TASK REQUIREMENTS =>
Extract the data exactly, missing nothing.
=====
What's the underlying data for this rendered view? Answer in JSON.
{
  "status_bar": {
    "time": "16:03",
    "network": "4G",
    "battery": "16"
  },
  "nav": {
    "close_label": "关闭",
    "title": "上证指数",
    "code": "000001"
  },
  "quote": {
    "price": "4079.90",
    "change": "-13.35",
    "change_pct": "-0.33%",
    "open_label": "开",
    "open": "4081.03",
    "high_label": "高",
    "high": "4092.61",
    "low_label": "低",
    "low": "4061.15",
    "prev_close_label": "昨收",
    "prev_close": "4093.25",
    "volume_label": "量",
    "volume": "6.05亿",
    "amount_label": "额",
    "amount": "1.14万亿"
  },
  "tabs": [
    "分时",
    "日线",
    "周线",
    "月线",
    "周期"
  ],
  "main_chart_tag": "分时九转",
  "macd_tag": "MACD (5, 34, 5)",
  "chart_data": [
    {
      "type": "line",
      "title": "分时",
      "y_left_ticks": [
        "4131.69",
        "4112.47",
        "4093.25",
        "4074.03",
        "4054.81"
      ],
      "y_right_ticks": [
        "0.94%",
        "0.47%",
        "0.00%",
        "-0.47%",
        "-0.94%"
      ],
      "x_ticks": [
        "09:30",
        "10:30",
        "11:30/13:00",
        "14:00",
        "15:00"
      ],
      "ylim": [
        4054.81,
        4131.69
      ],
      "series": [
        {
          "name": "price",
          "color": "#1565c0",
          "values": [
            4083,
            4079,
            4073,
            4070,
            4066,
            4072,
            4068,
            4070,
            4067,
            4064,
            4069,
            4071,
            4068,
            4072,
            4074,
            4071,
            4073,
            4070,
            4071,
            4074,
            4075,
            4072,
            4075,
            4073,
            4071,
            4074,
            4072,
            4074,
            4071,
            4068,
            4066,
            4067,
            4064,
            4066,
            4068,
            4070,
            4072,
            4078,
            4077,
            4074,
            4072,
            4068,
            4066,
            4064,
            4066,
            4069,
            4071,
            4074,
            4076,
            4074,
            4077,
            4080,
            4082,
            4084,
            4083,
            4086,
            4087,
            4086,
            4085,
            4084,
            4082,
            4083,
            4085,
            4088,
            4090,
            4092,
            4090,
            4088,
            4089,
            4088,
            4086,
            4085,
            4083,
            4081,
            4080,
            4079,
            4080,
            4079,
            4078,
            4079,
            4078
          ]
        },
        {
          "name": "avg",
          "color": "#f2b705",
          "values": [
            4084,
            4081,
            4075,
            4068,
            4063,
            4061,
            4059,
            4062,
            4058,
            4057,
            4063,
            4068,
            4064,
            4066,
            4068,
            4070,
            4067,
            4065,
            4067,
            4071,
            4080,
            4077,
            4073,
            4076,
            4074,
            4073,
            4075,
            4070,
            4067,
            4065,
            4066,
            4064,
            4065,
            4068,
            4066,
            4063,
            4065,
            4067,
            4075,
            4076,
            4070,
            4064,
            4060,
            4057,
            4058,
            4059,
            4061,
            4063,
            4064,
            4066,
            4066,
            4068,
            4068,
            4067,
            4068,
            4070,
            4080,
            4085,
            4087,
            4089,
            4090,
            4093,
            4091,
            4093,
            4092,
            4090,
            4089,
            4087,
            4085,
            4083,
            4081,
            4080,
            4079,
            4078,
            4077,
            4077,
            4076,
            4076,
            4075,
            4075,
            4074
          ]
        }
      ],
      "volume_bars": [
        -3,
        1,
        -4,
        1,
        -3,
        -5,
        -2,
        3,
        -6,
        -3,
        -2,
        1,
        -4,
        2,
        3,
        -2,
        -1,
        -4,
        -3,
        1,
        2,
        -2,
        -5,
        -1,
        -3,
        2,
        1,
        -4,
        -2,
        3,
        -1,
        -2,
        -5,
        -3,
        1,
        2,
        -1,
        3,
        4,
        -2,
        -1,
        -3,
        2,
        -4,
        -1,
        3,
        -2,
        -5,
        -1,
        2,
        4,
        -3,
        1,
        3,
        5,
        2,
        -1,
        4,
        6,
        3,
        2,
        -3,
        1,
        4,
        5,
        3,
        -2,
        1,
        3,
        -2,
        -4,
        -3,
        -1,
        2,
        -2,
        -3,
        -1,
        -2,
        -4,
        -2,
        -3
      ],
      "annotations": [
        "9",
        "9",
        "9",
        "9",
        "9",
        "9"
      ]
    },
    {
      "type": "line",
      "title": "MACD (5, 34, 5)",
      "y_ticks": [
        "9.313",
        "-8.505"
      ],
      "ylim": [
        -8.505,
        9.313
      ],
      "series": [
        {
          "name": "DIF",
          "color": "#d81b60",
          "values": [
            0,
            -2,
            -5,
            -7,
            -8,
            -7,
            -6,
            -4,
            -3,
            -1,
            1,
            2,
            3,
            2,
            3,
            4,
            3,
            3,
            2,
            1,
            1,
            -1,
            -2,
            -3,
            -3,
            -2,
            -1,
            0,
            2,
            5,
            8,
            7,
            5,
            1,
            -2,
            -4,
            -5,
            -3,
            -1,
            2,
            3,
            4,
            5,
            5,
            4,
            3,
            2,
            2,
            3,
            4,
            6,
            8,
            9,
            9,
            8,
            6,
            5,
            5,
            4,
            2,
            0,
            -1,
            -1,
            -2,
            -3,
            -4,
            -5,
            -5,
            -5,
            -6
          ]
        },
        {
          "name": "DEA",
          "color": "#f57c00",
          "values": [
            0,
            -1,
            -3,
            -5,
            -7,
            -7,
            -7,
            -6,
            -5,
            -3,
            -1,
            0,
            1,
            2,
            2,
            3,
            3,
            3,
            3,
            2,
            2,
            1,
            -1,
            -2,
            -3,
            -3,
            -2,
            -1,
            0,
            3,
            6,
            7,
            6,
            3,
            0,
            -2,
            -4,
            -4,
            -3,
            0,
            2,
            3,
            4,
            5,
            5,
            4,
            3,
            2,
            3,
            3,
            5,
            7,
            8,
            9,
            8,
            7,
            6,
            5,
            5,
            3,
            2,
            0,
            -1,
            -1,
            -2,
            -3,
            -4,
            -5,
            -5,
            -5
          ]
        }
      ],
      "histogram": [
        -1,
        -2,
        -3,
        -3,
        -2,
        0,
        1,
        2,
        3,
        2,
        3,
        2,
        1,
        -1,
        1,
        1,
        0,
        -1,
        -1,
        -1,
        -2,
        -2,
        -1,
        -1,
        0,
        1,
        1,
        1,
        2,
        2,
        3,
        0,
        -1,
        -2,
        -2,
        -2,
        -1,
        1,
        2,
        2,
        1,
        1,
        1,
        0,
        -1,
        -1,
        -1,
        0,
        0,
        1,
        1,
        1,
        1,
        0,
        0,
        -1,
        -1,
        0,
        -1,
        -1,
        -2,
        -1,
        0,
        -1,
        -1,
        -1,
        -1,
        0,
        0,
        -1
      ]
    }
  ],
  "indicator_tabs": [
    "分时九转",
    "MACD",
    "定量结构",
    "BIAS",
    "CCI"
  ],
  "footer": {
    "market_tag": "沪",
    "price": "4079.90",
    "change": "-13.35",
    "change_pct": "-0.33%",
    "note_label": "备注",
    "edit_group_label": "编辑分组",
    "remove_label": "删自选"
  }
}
=====
WRITTEN REPLY =>
What's the underlying data for this rendered view? Answer in JSON.
{
  "status_bar": {
    "time": "16:03",
    "network": "4G",
    "battery": "16"
  },
  "nav": {
    "close_label": "关闭",
    "title": "上证指数",
    "code": "000001"
  },
  "quote": {
    "price": "4079.90",
    "change": "-13.35",
    "change_pct": "-0.33%",
    "open_label": "开",
    "open": "4081.03",
    "high_label": "高",
    "high": "4092.61",
    "low_label": "低",
    "low": "4061.15",
    "prev_close_label": "昨收",
    "prev_close": "4093.25",
    "volume_label": "量",
    "volume": "6.05亿",
    "amount_label": "额",
    "amount": "1.14万亿"
  },
  "tabs": [
    "分时",
    "日线",
    "周线",
    "月线",
    "周期"
  ],
  "main_chart_tag": "分时九转",
  "macd_tag": "MACD (5, 34, 5)",
  "chart_data": [
    {
      "type": "line",
      "title": "分时",
      "y_left_ticks": [
        "4131.69",
        "4112.47",
        "4093.25",
        "4074.03",
        "4054.81"
      ],
      "y_right_ticks": [
        "0.94%",
        "0.47%",
        "0.00%",
        "-0.47%",
        "-0.94%"
      ],
      "x_ticks": [
        "09:30",
        "10:30",
        "11:30/13:00",
        "14:00",
        "15:00"
      ],
      "ylim": [
        4054.81,
        4131.69
      ],
      "series": [
        {
          "name": "price",
          "color": "#1565c0",
          "values": [
            4083,
            4079,
            4073,
            4070,
            4066,
            4072,
            4068,
            4070,
            4067,
            4064,
            4069,
            4071,
            4068,
            4072,
            4074,
            4071,
            4073,
            4070,
            4071,
            4074,
            4075,
            4072,
            4075,
            4073,
            4071,
            4074,
            4072,
            4074,
            4071,
            4068,
            4066,
            4067,
            4064,
            4066,
            4068,
            4070,
            4072,
            4078,
            4077,
            4074,
            4072,
            4068,
            4066,
            4064,
            4066,
            4069,
            4071,
            4074,
            4076,
            4074,
            4077,
            4080,
            4082,
            4084,
            4083,
            4086,
            4087,
            4086,
            4085,
            4084,
            4082,
            4083,
            4085,
            4088,
            4090,
            4092,
            4090,
            4088,
            4089,
            4088,
            4086,
            4085,
            4083,
            4081,
            4080,
            4079,
            4080,
            4079,
            4078,
            4079,
            4078
          ]
        },
        {
          "name": "avg",
          "color": "#f2b705",
          "values": [
            4084,
            4081,
            4075,
            4068,
            4063,
            4061,
            4059,
            4062,
            4058,
            4057,
            4063,
            4068,
            4064,
            4066,
            4068,
            4070,
            4067,
            4065,
            4067,
            4071,
            4080,
            4077,
            4073,
            4076,
            4074,
            4073,
            4075,
            4070,
            4067,
            4065,
            4066,
            4064,
            4065,
            4068,
            4066,
            4063,
            4065,
            4067,
            4075,
            4076,
            4070,
            4064,
            4060,
            4057,
            4058,
            4059,
            4061,
            4063,
            4064,
            4066,
            4066,
            4068,
            4068,
            4067,
            4068,
            4070,
            4080,
            4085,
            4087,
            4089,
            4090,
            4093,
            4091,
            4093,
            4092,
            4090,
            4089,
            4087,
            4085,
            4083,
            4081,
            4080,
            4079,
            4078,
            4077,
            4077,
            4076,
            4076,
            4075,
            4075,
            4074
          ]
        }
      ],
      "volume_bars": [
        -3,
        1,
        -4,
        1,
        -3,
        -5,
        -2,
        3,
        -6,
        -3,
        -2,
        1,
        -4,
        2,
        3,
        -2,
        -1,
        -4,
        -3,
        1,
        2,
        -2,
        -5,
        -1,
        -3,
        2,
        1,
        -4,
        -2,
        3,
        -1,
        -2,
        -5,
        -3,
        1,
        2,
        -1,
        3,
        4,
        -2,
        -1,
        -3,
        2,
        -4,
        -1,
        3,
        -2,
        -5,
        -1,
        2,
        4,
        -3,
        1,
        3,
        5,
        2,
        -1,
        4,
        6,
        3,
        2,
        -3,
        1,
        4,
        5,
        3,
        -2,
        1,
        3,
        -2,
        -4,
        -3,
        -1,
        2,
        -2,
        -3,
        -1,
        -2,
        -4,
        -2,
        -3
      ],
      "annotations": [
        "9",
        "9",
        "9",
        "9",
        "9",
        "9"
      ]
    },
    {
      "type": "line",
      "title": "MACD (5, 34, 5)",
      "y_ticks": [
        "9.313",
        "-8.505"
      ],
      "ylim": [
        -8.505,
        9.313
      ],
      "series": [
        {
          "name": "DIF",
          "color": "#d81b60",
          "values": [
            0,
            -2,
            -5,
            -7,
            -8,
            -7,
            -6,
            -4,
            -3,
            -1,
            1,
            2,
            3,
            2,
            3,
            4,
            3,
            3,
            2,
            1,
            1,
            -1,
            -2,
            -3,
            -3,
            -2,
            -1,
            0,
            2,
            5,
            8,
            7,
            5,
            1,
            -2,
            -4,
            -5,
            -3,
            -1,
            2,
            3,
            4,
            5,
            5,
            4,
            3,
            2,
            2,
            3,
            4,
            6,
            8,
            9,
            9,
            8,
            6,
            5,
            5,
            4,
            2,
            0,
            -1,
            -1,
            -2,
            -3,
            -4,
            -5,
            -5,
            -5,
            -6
          ]
        },
        {
          "name": "DEA",
          "color": "#f57c00",
          "values": [
            0,
            -1,
            -3,
            -5,
            -7,
            -7,
            -7,
            -6,
            -5,
            -3,
            -1,
            0,
            1,
            2,
            2,
            3,
            3,
            3,
            3,
            2,
            2,
            1,
            -1,
            -2,
            -3,
            -3,
            -2,
            -1,
            0,
            3,
            6,
            7,
            6,
            3,
            0,
            -2,
            -4,
            -4,
            -3,
            0,
            2,
            3,
            4,
            5,
            5,
            4,
            3,
            2,
            3,
            3,
            5,
            7,
            8,
            9,
            8,
            7,
            6,
            5,
            5,
            3,
            2,
            0,
            -1,
            -1,
            -2,
            -3,
            -4,
            -5,
            -5,
            -5
          ]
        }
      ],
      "histogram": [
        -1,
        -2,
        -3,
        -3,
        -2,
        0,
        1,
        2,
        3,
        2,
        3,
        2,
        1,
        -1,
        1,
        1,
        0,
        -1,
        -1,
        -1,
        -2,
        -2,
        -1,
        -1,
        0,
        1,
        1,
        1,
        2,
        2,
        3,
        0,
        -1,
        -2,
        -2,
        -2,
        -1,
        1,
        2,
        2,
        1,
        1,
        1,
        0,
        -1,
        -1,
        -1,
        0,
        0,
        1,
        1,
        1,
        1,
        0,
        0,
        -1,
        -1,
        0,
        -1,
        -1,
        -2,
        -1,
        0,
        -1,
        -1,
        -1,
        -1,
        0,
        0,
        -1
      ]
    }
  ],
  "indicator_tabs": [
    "分时九转",
    "MACD",
    "定量结构",
    "BIAS",
    "CCI"
  ],
  "footer": {
    "market_tag": "沪",
    "price": "4079.90",
    "change": "-13.35",
    "change_pct": "-0.33%",
    "note_label": "备注",
    "edit_group_label": "编辑分组",
    "remove_label": "删自选"
  }
}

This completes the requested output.